* [AVAILABLE DATA]:
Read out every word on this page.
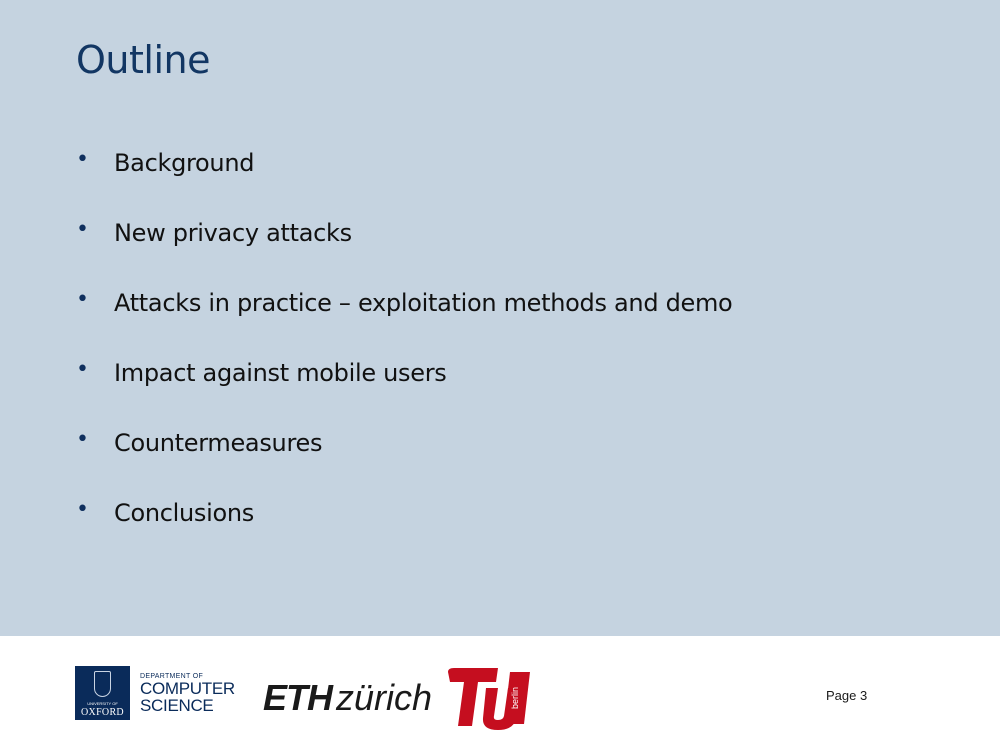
Outline
•	Background
•	New privacy attacks
•	Attacks in practice – exploitation methods and demo
•	Impact against mobile users
•	Countermeasures
•	Conclusions
UNIVERSITY OF
OXFORD
DEPARTMENT OF
COMPUTER
SCIENCE	ETH zürich	berlin	Page 3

* [GIVEN INSTRUCTION]: Omit the pictures and restate the rest of the records verbatim.

* [EXPECTED OUTPUT]:
Read out every word on this page.
Outline
•	Background
•	New privacy attacks
•	Attacks in practice – exploitation methods and demo
•	Impact against mobile users
•	Countermeasures
•	Conclusions
UNIVERSITY OF
OXFORD
DEPARTMENT OF
COMPUTER
SCIENCE	ETH zürich	berlin	Page 3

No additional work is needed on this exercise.